* [REQUEST] Reproduce all of the data word for word.

[Excerpts from a figure dataset]
<<<<

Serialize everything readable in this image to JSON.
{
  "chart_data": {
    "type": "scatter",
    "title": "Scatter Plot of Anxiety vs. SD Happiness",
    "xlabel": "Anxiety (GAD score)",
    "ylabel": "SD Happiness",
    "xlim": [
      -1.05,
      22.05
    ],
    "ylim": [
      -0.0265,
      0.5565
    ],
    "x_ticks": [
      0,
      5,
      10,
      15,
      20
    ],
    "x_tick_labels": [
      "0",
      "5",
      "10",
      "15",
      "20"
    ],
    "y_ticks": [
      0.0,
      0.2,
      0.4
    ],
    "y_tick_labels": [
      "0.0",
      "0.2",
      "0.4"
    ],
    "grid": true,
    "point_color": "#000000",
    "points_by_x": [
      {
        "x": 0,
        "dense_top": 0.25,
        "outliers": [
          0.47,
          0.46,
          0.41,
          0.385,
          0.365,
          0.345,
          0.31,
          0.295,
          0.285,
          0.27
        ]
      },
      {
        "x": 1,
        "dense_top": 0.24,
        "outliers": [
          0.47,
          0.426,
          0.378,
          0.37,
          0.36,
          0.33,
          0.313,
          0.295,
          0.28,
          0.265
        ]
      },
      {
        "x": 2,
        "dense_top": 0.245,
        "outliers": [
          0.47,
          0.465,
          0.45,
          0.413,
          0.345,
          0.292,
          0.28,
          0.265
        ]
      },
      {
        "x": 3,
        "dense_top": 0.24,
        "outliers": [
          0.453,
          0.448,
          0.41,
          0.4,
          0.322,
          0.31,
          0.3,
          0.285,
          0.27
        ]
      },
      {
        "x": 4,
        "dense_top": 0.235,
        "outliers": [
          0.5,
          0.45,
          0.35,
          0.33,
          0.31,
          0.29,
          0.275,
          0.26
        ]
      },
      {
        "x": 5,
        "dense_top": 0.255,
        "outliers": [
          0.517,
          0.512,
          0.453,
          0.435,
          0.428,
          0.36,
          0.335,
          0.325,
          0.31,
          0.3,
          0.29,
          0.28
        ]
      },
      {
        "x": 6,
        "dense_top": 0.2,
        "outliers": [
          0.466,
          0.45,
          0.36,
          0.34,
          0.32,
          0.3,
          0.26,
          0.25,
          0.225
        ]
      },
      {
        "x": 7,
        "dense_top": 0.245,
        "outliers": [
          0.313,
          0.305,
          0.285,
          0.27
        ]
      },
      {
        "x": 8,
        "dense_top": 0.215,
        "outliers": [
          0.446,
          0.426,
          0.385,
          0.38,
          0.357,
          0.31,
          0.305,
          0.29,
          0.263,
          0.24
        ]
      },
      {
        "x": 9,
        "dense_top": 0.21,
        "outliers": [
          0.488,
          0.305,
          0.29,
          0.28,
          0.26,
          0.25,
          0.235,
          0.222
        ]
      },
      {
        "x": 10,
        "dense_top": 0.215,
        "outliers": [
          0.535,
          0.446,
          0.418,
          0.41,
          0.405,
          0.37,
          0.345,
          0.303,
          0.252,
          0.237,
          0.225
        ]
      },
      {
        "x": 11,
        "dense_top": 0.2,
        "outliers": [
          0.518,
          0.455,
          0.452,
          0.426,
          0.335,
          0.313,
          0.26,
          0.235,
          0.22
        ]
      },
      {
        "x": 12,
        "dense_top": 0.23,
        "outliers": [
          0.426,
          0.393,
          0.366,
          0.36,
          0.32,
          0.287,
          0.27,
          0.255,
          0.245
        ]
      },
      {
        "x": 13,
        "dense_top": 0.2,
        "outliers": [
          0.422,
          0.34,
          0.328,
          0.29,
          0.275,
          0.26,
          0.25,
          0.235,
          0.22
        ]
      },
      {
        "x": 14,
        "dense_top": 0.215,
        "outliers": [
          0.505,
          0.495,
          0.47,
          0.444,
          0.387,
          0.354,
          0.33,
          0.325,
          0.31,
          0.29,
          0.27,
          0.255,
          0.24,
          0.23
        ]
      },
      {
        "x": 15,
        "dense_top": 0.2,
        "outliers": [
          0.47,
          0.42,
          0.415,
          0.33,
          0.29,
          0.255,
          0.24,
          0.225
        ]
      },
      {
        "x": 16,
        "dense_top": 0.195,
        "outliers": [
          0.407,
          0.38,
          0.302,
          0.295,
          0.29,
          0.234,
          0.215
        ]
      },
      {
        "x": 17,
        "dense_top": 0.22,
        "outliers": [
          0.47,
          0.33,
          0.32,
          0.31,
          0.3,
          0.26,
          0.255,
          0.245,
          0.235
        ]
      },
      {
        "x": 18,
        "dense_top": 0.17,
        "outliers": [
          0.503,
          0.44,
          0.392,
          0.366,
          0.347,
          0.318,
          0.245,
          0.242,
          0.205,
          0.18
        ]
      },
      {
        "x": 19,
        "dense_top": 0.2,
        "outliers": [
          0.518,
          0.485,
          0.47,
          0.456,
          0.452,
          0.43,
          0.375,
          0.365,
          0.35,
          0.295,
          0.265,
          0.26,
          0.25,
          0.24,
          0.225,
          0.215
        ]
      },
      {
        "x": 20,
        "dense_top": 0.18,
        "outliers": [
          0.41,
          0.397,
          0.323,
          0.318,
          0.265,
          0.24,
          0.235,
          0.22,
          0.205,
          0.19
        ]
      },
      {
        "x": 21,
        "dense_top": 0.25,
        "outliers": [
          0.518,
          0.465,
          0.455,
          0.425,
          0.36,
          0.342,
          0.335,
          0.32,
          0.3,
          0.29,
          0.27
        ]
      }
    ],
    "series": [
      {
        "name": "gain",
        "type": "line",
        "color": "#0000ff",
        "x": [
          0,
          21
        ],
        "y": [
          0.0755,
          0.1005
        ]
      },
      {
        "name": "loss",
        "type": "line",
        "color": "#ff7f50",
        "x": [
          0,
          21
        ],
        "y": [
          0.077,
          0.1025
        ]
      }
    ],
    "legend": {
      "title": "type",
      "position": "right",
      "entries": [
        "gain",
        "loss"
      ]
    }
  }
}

>>>>

* [EXERCISE SOLUTION]
Serialize everything readable in this image to JSON.
{
  "chart_data": {
    "type": "scatter",
    "title": "Scatter Plot of Anxiety vs. SD Happiness",
    "xlabel": "Anxiety (GAD score)",
    "ylabel": "SD Happiness",
    "xlim": [
      -1.05,
      22.05
    ],
    "ylim": [
      -0.0265,
      0.5565
    ],
    "x_ticks": [
      0,
      5,
      10,
      15,
      20
    ],
    "x_tick_labels": [
      "0",
      "5",
      "10",
      "15",
      "20"
    ],
    "y_ticks": [
      0.0,
      0.2,
      0.4
    ],
    "y_tick_labels": [
      "0.0",
      "0.2",
      "0.4"
    ],
    "grid": true,
    "point_color": "#000000",
    "points_by_x": [
      {
        "x": 0,
        "dense_top": 0.25,
        "outliers": [
          0.47,
          0.46,
          0.41,
          0.385,
          0.365,
          0.345,
          0.31,
          0.295,
          0.285,
          0.27
        ]
      },
      {
        "x": 1,
        "dense_top": 0.24,
        "outliers": [
          0.47,
          0.426,
          0.378,
          0.37,
          0.36,
          0.33,
          0.313,
          0.295,
          0.28,
          0.265
        ]
      },
      {
        "x": 2,
        "dense_top": 0.245,
        "outliers": [
          0.47,
          0.465,
          0.45,
          0.413,
          0.345,
          0.292,
          0.28,
          0.265
        ]
      },
      {
        "x": 3,
        "dense_top": 0.24,
        "outliers": [
          0.453,
          0.448,
          0.41,
          0.4,
          0.322,
          0.31,
          0.3,
          0.285,
          0.27
        ]
      },
      {
        "x": 4,
        "dense_top": 0.235,
        "outliers": [
          0.5,
          0.45,
          0.35,
          0.33,
          0.31,
          0.29,
          0.275,
          0.26
        ]
      },
      {
        "x": 5,
        "dense_top": 0.255,
        "outliers": [
          0.517,
          0.512,
          0.453,
          0.435,
          0.428,
          0.36,
          0.335,
          0.325,
          0.31,
          0.3,
          0.29,
          0.28
        ]
      },
      {
        "x": 6,
        "dense_top": 0.2,
        "outliers": [
          0.466,
          0.45,
          0.36,
          0.34,
          0.32,
          0.3,
          0.26,
          0.25,
          0.225
        ]
      },
      {
        "x": 7,
        "dense_top": 0.245,
        "outliers": [
          0.313,
          0.305,
          0.285,
          0.27
        ]
      },
      {
        "x": 8,
        "dense_top": 0.215,
        "outliers": [
          0.446,
          0.426,
          0.385,
          0.38,
          0.357,
          0.31,
          0.305,
          0.29,
          0.263,
          0.24
        ]
      },
      {
        "x": 9,
        "dense_top": 0.21,
        "outliers": [
          0.488,
          0.305,
          0.29,
          0.28,
          0.26,
          0.25,
          0.235,
          0.222
        ]
      },
      {
        "x": 10,
        "dense_top": 0.215,
        "outliers": [
          0.535,
          0.446,
          0.418,
          0.41,
          0.405,
          0.37,
          0.345,
          0.303,
          0.252,
          0.237,
          0.225
        ]
      },
      {
        "x": 11,
        "dense_top": 0.2,
        "outliers": [
          0.518,
          0.455,
          0.452,
          0.426,
          0.335,
          0.313,
          0.26,
          0.235,
          0.22
        ]
      },
      {
        "x": 12,
        "dense_top": 0.23,
        "outliers": [
          0.426,
          0.393,
          0.366,
          0.36,
          0.32,
          0.287,
          0.27,
          0.255,
          0.245
        ]
      },
      {
        "x": 13,
        "dense_top": 0.2,
        "outliers": [
          0.422,
          0.34,
          0.328,
          0.29,
          0.275,
          0.26,
          0.25,
          0.235,
          0.22
        ]
      },
      {
        "x": 14,
        "dense_top": 0.215,
        "outliers": [
          0.505,
          0.495,
          0.47,
          0.444,
          0.387,
          0.354,
          0.33,
          0.325,
          0.31,
          0.29,
          0.27,
          0.255,
          0.24,
          0.23
        ]
      },
      {
        "x": 15,
        "dense_top": 0.2,
        "outliers": [
          0.47,
          0.42,
          0.415,
          0.33,
          0.29,
          0.255,
          0.24,
          0.225
        ]
      },
      {
        "x": 16,
        "dense_top": 0.195,
        "outliers": [
          0.407,
          0.38,
          0.302,
          0.295,
          0.29,
          0.234,
          0.215
        ]
      },
      {
        "x": 17,
        "dense_top": 0.22,
        "outliers": [
          0.47,
          0.33,
          0.32,
          0.31,
          0.3,
          0.26,
          0.255,
          0.245,
          0.235
        ]
      },
      {
        "x": 18,
        "dense_top": 0.17,
        "outliers": [
          0.503,
          0.44,
          0.392,
          0.366,
          0.347,
          0.318,
          0.245,
          0.242,
          0.205,
          0.18
        ]
      },
      {
        "x": 19,
        "dense_top": 0.2,
        "outliers": [
          0.518,
          0.485,
          0.47,
          0.456,
          0.452,
          0.43,
          0.375,
          0.365,
          0.35,
          0.295,
          0.265,
          0.26,
          0.25,
          0.24,
          0.225,
          0.215
        ]
      },
      {
        "x": 20,
        "dense_top": 0.18,
        "outliers": [
          0.41,
          0.397,
          0.323,
          0.318,
          0.265,
          0.24,
          0.235,
          0.22,
          0.205,
          0.19
        ]
      },
      {
        "x": 21,
        "dense_top": 0.25,
        "outliers": [
          0.518,
          0.465,
          0.455,
          0.425,
          0.36,
          0.342,
          0.335,
          0.32,
          0.3,
          0.29,
          0.27
        ]
      }
    ],
    "series": [
      {
        "name": "gain",
        "type": "line",
        "color": "#0000ff",
        "x": [
          0,
          21
        ],
        "y": [
          0.0755,
          0.1005
        ]
      },
      {
        "name": "loss",
        "type": "line",
        "color": "#ff7f50",
        "x": [
          0,
          21
        ],
        "y": [
          0.077,
          0.1025
        ]
      }
    ],
    "legend": {
      "title": "type",
      "position": "right",
      "entries": [
        "gain",
        "loss"
      ]
    }
  }
}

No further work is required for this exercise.